Output only the lines that run from the line holding "What's the underlying" to the end of the entries, both ends included, and skip the pictures.

####################

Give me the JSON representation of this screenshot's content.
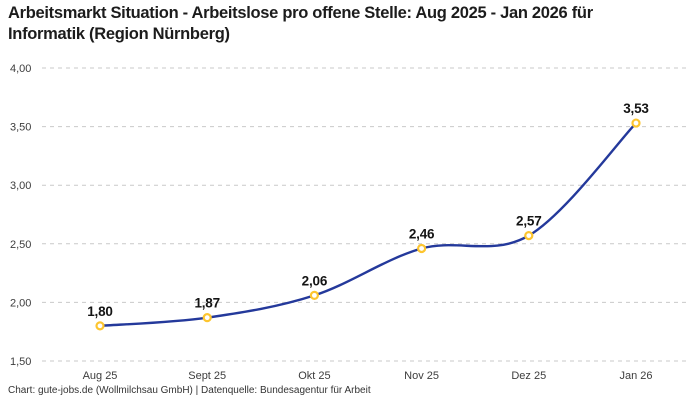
{
  "header": {
    "title": "Arbeitsmarkt Situation - Arbeitslose pro offene Stelle: Aug 2025 - Jan 2026 für Informatik (Region Nürnberg)"
  },
  "footer": {
    "attribution": "Chart: gute-jobs.de (Wollmilchsau GmbH) | Datenquelle: Bundesagentur für Arbeit"
  },
  "chart_data": {
    "type": "line",
    "title": "Arbeitsmarkt Situation - Arbeitslose pro offene Stelle: Aug 2025 - Jan 2026 für Informatik (Region Nürnberg)",
    "categories": [
      "Aug 25",
      "Sept 25",
      "Okt 25",
      "Nov 25",
      "Dez 25",
      "Jan 26"
    ],
    "values": [
      1.8,
      1.87,
      2.06,
      2.46,
      2.57,
      3.53
    ],
    "value_labels": [
      "1,80",
      "1,87",
      "2,06",
      "2,46",
      "2,57",
      "3,53"
    ],
    "xlabel": "",
    "ylabel": "",
    "ylim": [
      1.5,
      4.0
    ],
    "y_ticks": [
      {
        "value": 4.0,
        "label": "4,00"
      },
      {
        "value": 3.5,
        "label": "3,50"
      },
      {
        "value": 3.0,
        "label": "3,00"
      },
      {
        "value": 2.5,
        "label": "2,50"
      },
      {
        "value": 2.0,
        "label": "2,00"
      },
      {
        "value": 1.5,
        "label": "1,50"
      }
    ],
    "grid": "horizontal-dashed",
    "legend_position": "none",
    "line_interpolation": "smooth",
    "colors": {
      "line": "#24399b",
      "marker_stroke": "#fdc52f",
      "marker_fill": "#ffffff",
      "grid": "#c9c9c9",
      "title_text": "#1c1c1c",
      "data_label": "#141414",
      "axis_label": "#3d3d3d",
      "background": "#ffffff"
    }
  }
}
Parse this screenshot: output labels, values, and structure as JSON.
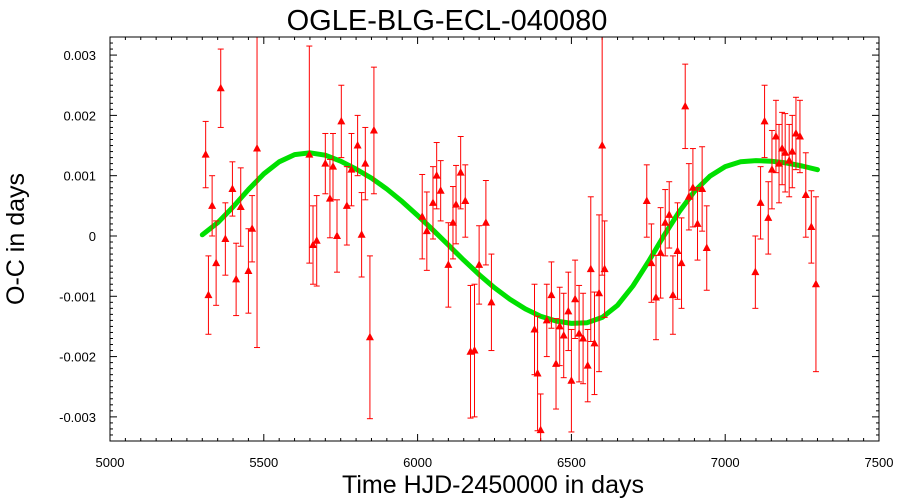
{
  "chart_data": {
    "type": "scatter",
    "title": "OGLE-BLG-ECL-040080",
    "xlabel": "Time HJD-2450000 in days",
    "ylabel": "O-C in days",
    "xlim": [
      5000,
      7500
    ],
    "ylim": [
      -0.0034,
      0.0033
    ],
    "xticks": [
      5000,
      5500,
      6000,
      6500,
      7000,
      7500
    ],
    "xtick_labels": [
      "5000",
      "5500",
      "6000",
      "6500",
      "7000",
      "7500"
    ],
    "yticks": [
      -0.003,
      -0.002,
      -0.001,
      0,
      0.001,
      0.002,
      0.003
    ],
    "ytick_labels": [
      "-0.003",
      "-0.002",
      "-0.001",
      "0",
      "0.001",
      "0.002",
      "0.003"
    ],
    "grid": false,
    "colors": {
      "points": "#ff0000",
      "fit": "#00e000",
      "frame": "#000000"
    },
    "series": [
      {
        "kind": "observations-with-error-bars",
        "marker": "triangle",
        "points": [
          {
            "x": 5311,
            "y": 0.00135,
            "err": 0.00055
          },
          {
            "x": 5320,
            "y": -0.00098,
            "err": 0.00065
          },
          {
            "x": 5332,
            "y": 0.0005,
            "err": 0.0005
          },
          {
            "x": 5345,
            "y": -0.00045,
            "err": 0.0007
          },
          {
            "x": 5360,
            "y": 0.00245,
            "err": 0.00065
          },
          {
            "x": 5375,
            "y": -5e-05,
            "err": 0.0006
          },
          {
            "x": 5398,
            "y": 0.00078,
            "err": 0.00045
          },
          {
            "x": 5410,
            "y": -0.00072,
            "err": 0.0006
          },
          {
            "x": 5425,
            "y": 0.00048,
            "err": 0.00065
          },
          {
            "x": 5450,
            "y": -0.00058,
            "err": 0.0007
          },
          {
            "x": 5462,
            "y": 0.00012,
            "err": 0.00055
          },
          {
            "x": 5478,
            "y": 0.00145,
            "err": 0.0033
          },
          {
            "x": 5648,
            "y": 0.00135,
            "err": 0.0018
          },
          {
            "x": 5660,
            "y": -0.00015,
            "err": 0.00065
          },
          {
            "x": 5672,
            "y": -8e-05,
            "err": 0.00075
          },
          {
            "x": 5700,
            "y": 0.0012,
            "err": 0.0005
          },
          {
            "x": 5715,
            "y": 0.00062,
            "err": 0.00065
          },
          {
            "x": 5725,
            "y": 0.00115,
            "err": 0.00055
          },
          {
            "x": 5738,
            "y": 0.0,
            "err": 0.0006
          },
          {
            "x": 5752,
            "y": 0.0019,
            "err": 0.0006
          },
          {
            "x": 5770,
            "y": 0.0005,
            "err": 0.00065
          },
          {
            "x": 5785,
            "y": 0.0011,
            "err": 0.0006
          },
          {
            "x": 5805,
            "y": 0.0015,
            "err": 0.0005
          },
          {
            "x": 5818,
            "y": 2e-05,
            "err": 0.0007
          },
          {
            "x": 5830,
            "y": 0.0012,
            "err": 0.0006
          },
          {
            "x": 5845,
            "y": -0.00168,
            "err": 0.00135
          },
          {
            "x": 5858,
            "y": 0.00175,
            "err": 0.00105
          },
          {
            "x": 6015,
            "y": 0.00032,
            "err": 0.0007
          },
          {
            "x": 6030,
            "y": 8e-05,
            "err": 0.00065
          },
          {
            "x": 6050,
            "y": 0.00055,
            "err": 0.0006
          },
          {
            "x": 6062,
            "y": 0.001,
            "err": 0.00055
          },
          {
            "x": 6075,
            "y": 0.00075,
            "err": 0.0005
          },
          {
            "x": 6100,
            "y": -0.00048,
            "err": 0.0007
          },
          {
            "x": 6115,
            "y": 0.00022,
            "err": 0.0006
          },
          {
            "x": 6125,
            "y": 0.00052,
            "err": 0.00065
          },
          {
            "x": 6140,
            "y": 0.00105,
            "err": 0.0006
          },
          {
            "x": 6155,
            "y": 0.00058,
            "err": 0.0006
          },
          {
            "x": 6172,
            "y": -0.00192,
            "err": 0.0011
          },
          {
            "x": 6185,
            "y": -0.0019,
            "err": 0.0011
          },
          {
            "x": 6200,
            "y": -0.00048,
            "err": 0.00065
          },
          {
            "x": 6222,
            "y": 0.00022,
            "err": 0.0007
          },
          {
            "x": 6240,
            "y": -0.0011,
            "err": 0.0008
          },
          {
            "x": 6380,
            "y": -0.00155,
            "err": 0.00075
          },
          {
            "x": 6390,
            "y": -0.00228,
            "err": 0.00095
          },
          {
            "x": 6400,
            "y": -0.00322,
            "err": 0.0006
          },
          {
            "x": 6420,
            "y": -0.0014,
            "err": 0.0006
          },
          {
            "x": 6435,
            "y": -0.00098,
            "err": 0.00055
          },
          {
            "x": 6450,
            "y": -0.00212,
            "err": 0.00075
          },
          {
            "x": 6462,
            "y": -0.0015,
            "err": 0.00065
          },
          {
            "x": 6475,
            "y": -0.00165,
            "err": 0.0007
          },
          {
            "x": 6490,
            "y": -0.00125,
            "err": 0.00065
          },
          {
            "x": 6500,
            "y": -0.0024,
            "err": 0.00085
          },
          {
            "x": 6512,
            "y": -0.00105,
            "err": 0.00065
          },
          {
            "x": 6525,
            "y": -0.00162,
            "err": 0.0008
          },
          {
            "x": 6538,
            "y": -0.0017,
            "err": 0.00075
          },
          {
            "x": 6553,
            "y": -0.00215,
            "err": 0.0006
          },
          {
            "x": 6563,
            "y": -0.00055,
            "err": 0.0012
          },
          {
            "x": 6575,
            "y": -0.00178,
            "err": 0.00085
          },
          {
            "x": 6590,
            "y": -0.00095,
            "err": 0.0013
          },
          {
            "x": 6600,
            "y": 0.0015,
            "err": 0.00215
          },
          {
            "x": 6608,
            "y": -0.00055,
            "err": 0.0008
          },
          {
            "x": 6745,
            "y": 0.00058,
            "err": 0.0006
          },
          {
            "x": 6760,
            "y": -0.00045,
            "err": 0.00065
          },
          {
            "x": 6775,
            "y": -0.00102,
            "err": 0.0007
          },
          {
            "x": 6790,
            "y": -0.00028,
            "err": 0.00075
          },
          {
            "x": 6805,
            "y": 0.00022,
            "err": 0.00055
          },
          {
            "x": 6818,
            "y": 0.00035,
            "err": 0.00055
          },
          {
            "x": 6830,
            "y": -0.00098,
            "err": 0.00065
          },
          {
            "x": 6845,
            "y": -0.00025,
            "err": 0.0008
          },
          {
            "x": 6858,
            "y": -0.00045,
            "err": 0.00075
          },
          {
            "x": 6870,
            "y": 0.00215,
            "err": 0.0007
          },
          {
            "x": 6882,
            "y": 0.00065,
            "err": 0.00055
          },
          {
            "x": 6895,
            "y": 0.0008,
            "err": 0.00065
          },
          {
            "x": 6910,
            "y": 0.0002,
            "err": 0.0006
          },
          {
            "x": 6925,
            "y": 0.00078,
            "err": 0.0007
          },
          {
            "x": 6940,
            "y": -0.0002,
            "err": 0.0007
          },
          {
            "x": 7098,
            "y": -0.0006,
            "err": 0.0006
          },
          {
            "x": 7115,
            "y": 0.00055,
            "err": 0.0006
          },
          {
            "x": 7128,
            "y": 0.0019,
            "err": 0.0006
          },
          {
            "x": 7140,
            "y": 0.0003,
            "err": 0.0006
          },
          {
            "x": 7152,
            "y": 0.0011,
            "err": 0.00065
          },
          {
            "x": 7165,
            "y": 0.00165,
            "err": 0.0006
          },
          {
            "x": 7175,
            "y": 0.0012,
            "err": 0.00065
          },
          {
            "x": 7185,
            "y": 0.00145,
            "err": 0.0006
          },
          {
            "x": 7195,
            "y": 0.00138,
            "err": 0.00065
          },
          {
            "x": 7208,
            "y": 0.00125,
            "err": 0.0006
          },
          {
            "x": 7218,
            "y": 0.0014,
            "err": 0.0006
          },
          {
            "x": 7230,
            "y": 0.0017,
            "err": 0.0006
          },
          {
            "x": 7243,
            "y": 0.00165,
            "err": 0.0006
          },
          {
            "x": 7262,
            "y": 0.00068,
            "err": 0.0007
          },
          {
            "x": 7280,
            "y": 0.00015,
            "err": 0.0006
          },
          {
            "x": 7295,
            "y": -0.0008,
            "err": 0.00145
          }
        ]
      },
      {
        "kind": "fit-curve",
        "x": [
          5300,
          5350,
          5400,
          5450,
          5500,
          5550,
          5600,
          5650,
          5700,
          5750,
          5800,
          5850,
          5900,
          5950,
          6000,
          6050,
          6100,
          6150,
          6200,
          6250,
          6300,
          6350,
          6400,
          6450,
          6500,
          6550,
          6600,
          6650,
          6700,
          6750,
          6800,
          6850,
          6900,
          6950,
          7000,
          7050,
          7100,
          7150,
          7200,
          7250,
          7300
        ],
        "y": [
          2e-05,
          0.00022,
          0.00048,
          0.00077,
          0.00103,
          0.00123,
          0.00135,
          0.00138,
          0.00134,
          0.00124,
          0.00111,
          0.00096,
          0.00078,
          0.00057,
          0.00034,
          0.0001,
          -0.00015,
          -0.0004,
          -0.00064,
          -0.00086,
          -0.00105,
          -0.00121,
          -0.00133,
          -0.00141,
          -0.00145,
          -0.00144,
          -0.00135,
          -0.00115,
          -0.00083,
          -0.00043,
          0.0,
          0.0004,
          0.00074,
          0.00099,
          0.00115,
          0.00123,
          0.00125,
          0.00124,
          0.00121,
          0.00116,
          0.0011
        ]
      }
    ]
  }
}
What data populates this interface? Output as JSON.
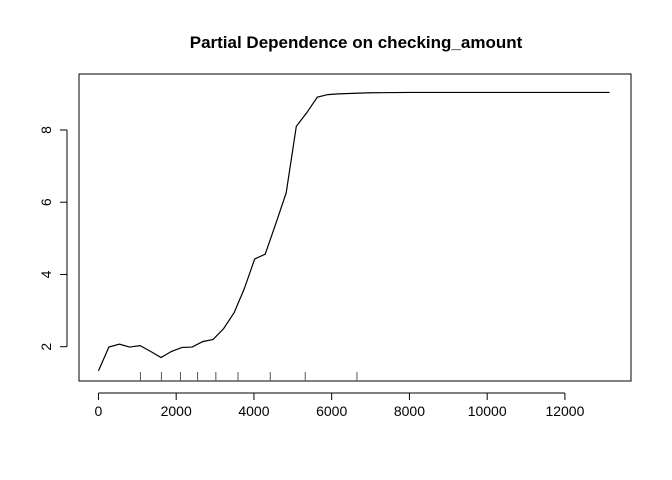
{
  "chart_data": {
    "type": "line",
    "title": "Partial Dependence on checking_amount",
    "xlabel": "",
    "ylabel": "",
    "xlim": [
      -500,
      13700
    ],
    "ylim": [
      1.05,
      9.55
    ],
    "x_ticks": [
      0,
      2000,
      4000,
      6000,
      8000,
      10000,
      12000
    ],
    "y_ticks": [
      2,
      4,
      6,
      8
    ],
    "grid": false,
    "series": [
      {
        "x": [
          0,
          270,
          540,
          800,
          1070,
          1340,
          1610,
          1880,
          2150,
          2410,
          2680,
          2950,
          3220,
          3490,
          3750,
          4020,
          4290,
          4560,
          4830,
          5090,
          5360,
          5630,
          5900,
          6170,
          6440,
          6700,
          7000,
          8000,
          9000,
          10000,
          11000,
          12000,
          13150
        ],
        "y": [
          1.33,
          1.99,
          2.07,
          1.99,
          2.03,
          1.87,
          1.7,
          1.87,
          1.98,
          1.99,
          2.14,
          2.2,
          2.5,
          2.94,
          3.6,
          4.43,
          4.56,
          5.4,
          6.26,
          8.1,
          8.48,
          8.91,
          8.98,
          9.0,
          9.01,
          9.02,
          9.03,
          9.04,
          9.04,
          9.04,
          9.04,
          9.04,
          9.04
        ]
      }
    ],
    "rug_x": [
      1080,
      1620,
      2110,
      2550,
      3020,
      3590,
      4420,
      5320,
      6650
    ]
  }
}
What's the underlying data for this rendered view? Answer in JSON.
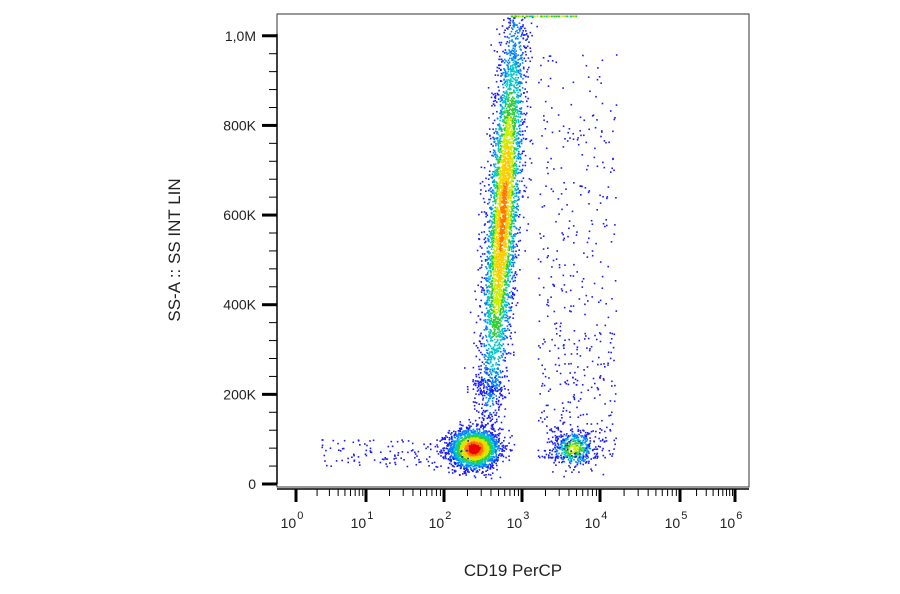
{
  "chart_data": {
    "type": "scatter",
    "title": "",
    "xlabel": "CD19 PerCP",
    "ylabel": "SS-A :: SS INT LIN",
    "x_scale": "log",
    "xlim": [
      1,
      1000000
    ],
    "ylim": [
      0,
      1048576
    ],
    "grid": false,
    "legend": "none",
    "x_ticks": [
      {
        "value": 1,
        "base": "10",
        "exp": "0"
      },
      {
        "value": 10,
        "base": "10",
        "exp": "1"
      },
      {
        "value": 100,
        "base": "10",
        "exp": "2"
      },
      {
        "value": 1000,
        "base": "10",
        "exp": "3"
      },
      {
        "value": 10000,
        "base": "10",
        "exp": "4"
      },
      {
        "value": 100000,
        "base": "10",
        "exp": "5"
      },
      {
        "value": 1000000,
        "base": "10",
        "exp": "6"
      }
    ],
    "y_ticks": [
      {
        "value": 0,
        "label": "0"
      },
      {
        "value": 200000,
        "label": "200K"
      },
      {
        "value": 400000,
        "label": "400K"
      },
      {
        "value": 600000,
        "label": "600K"
      },
      {
        "value": 800000,
        "label": "800K"
      },
      {
        "value": 1000000,
        "label": "1,0M"
      }
    ],
    "density_colors": [
      "#1a1aff",
      "#0080ff",
      "#00c8c8",
      "#33cc33",
      "#ccee00",
      "#ffcc00",
      "#ff7700",
      "#ee0000"
    ],
    "populations": [
      {
        "x_center": 240,
        "y_center": 80000,
        "x_spread_decades": 0.16,
        "y_spread": 22000,
        "count": 2200
      },
      {
        "x_center": 560,
        "y_center": 600000,
        "x_spread_decades": 0.1,
        "y_spread": 230000,
        "count": 4200
      },
      {
        "x_center": 4500,
        "y_center": 80000,
        "x_spread_decades": 0.14,
        "y_spread": 20000,
        "count": 450
      }
    ]
  }
}
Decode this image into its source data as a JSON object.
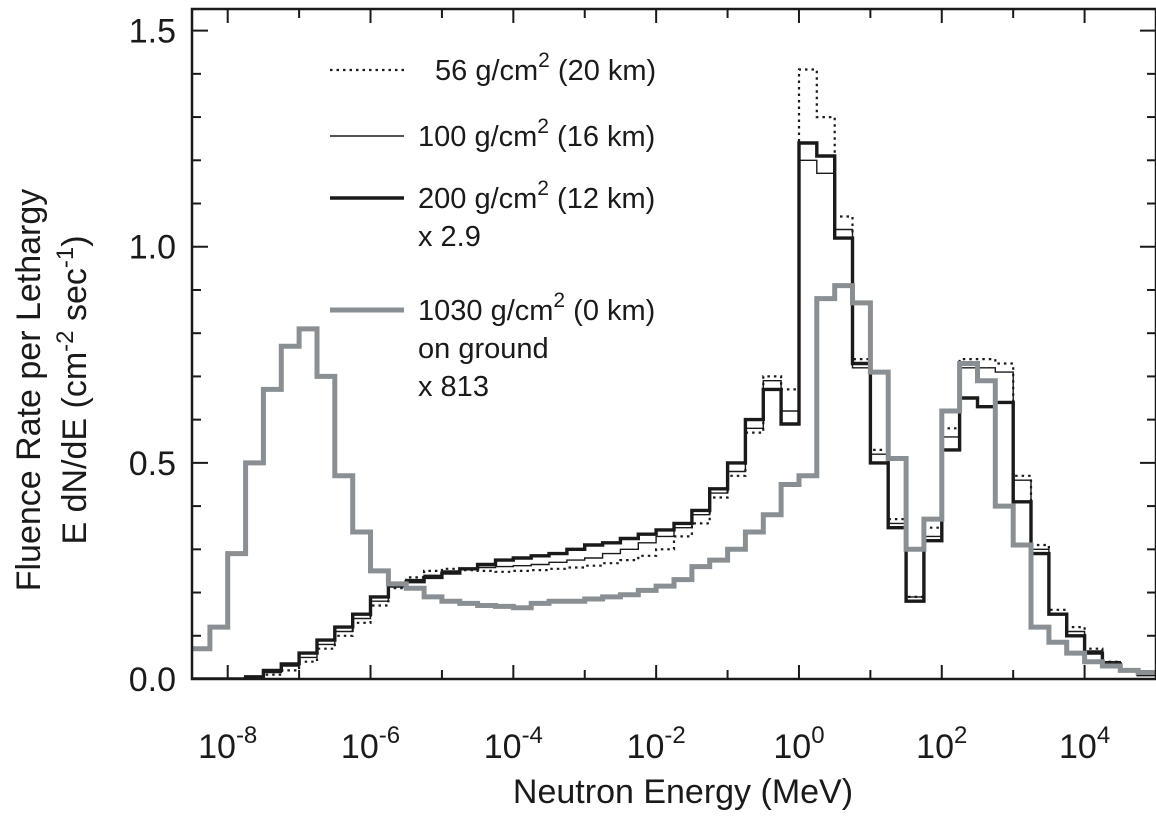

####################

### [RESULT BELOW]
What's the underlying data for this rendered view? Answer in JSON.
{
  "chart_data": {
    "type": "scatter",
    "title": "",
    "xlabel": "CD19 PerCP",
    "ylabel": "SS-A :: SS INT LIN",
    "x_scale": "log",
    "xlim": [
      1,
      1000000
    ],
    "ylim": [
      0,
      1048576
    ],
    "grid": false,
    "legend": "none",
    "x_ticks": [
      {
        "value": 1,
        "base": "10",
        "exp": "0"
      },
      {
        "value": 10,
        "base": "10",
        "exp": "1"
      },
      {
        "value": 100,
        "base": "10",
        "exp": "2"
      },
      {
        "value": 1000,
        "base": "10",
        "exp": "3"
      },
      {
        "value": 10000,
        "base": "10",
        "exp": "4"
      },
      {
        "value": 100000,
        "base": "10",
        "exp": "5"
      },
      {
        "value": 1000000,
        "base": "10",
        "exp": "6"
      }
    ],
    "y_ticks": [
      {
        "value": 0,
        "label": "0"
      },
      {
        "value": 200000,
        "label": "200K"
      },
      {
        "value": 400000,
        "label": "400K"
      },
      {
        "value": 600000,
        "label": "600K"
      },
      {
        "value": 800000,
        "label": "800K"
      },
      {
        "value": 1000000,
        "label": "1,0M"
      }
    ],
    "density_colors": [
      "#1a1aff",
      "#0080ff",
      "#00c8c8",
      "#33cc33",
      "#ccee00",
      "#ffcc00",
      "#ff7700",
      "#ee0000"
    ],
    "populations": [
      {
        "x_center": 240,
        "y_center": 80000,
        "x_spread_decades": 0.16,
        "y_spread": 22000,
        "count": 2200
      },
      {
        "x_center": 560,
        "y_center": 600000,
        "x_spread_decades": 0.1,
        "y_spread": 230000,
        "count": 4200
      },
      {
        "x_center": 4500,
        "y_center": 80000,
        "x_spread_decades": 0.14,
        "y_spread": 20000,
        "count": 450
      }
    ]
  }
}
Decode this image into its source data as a JSON object.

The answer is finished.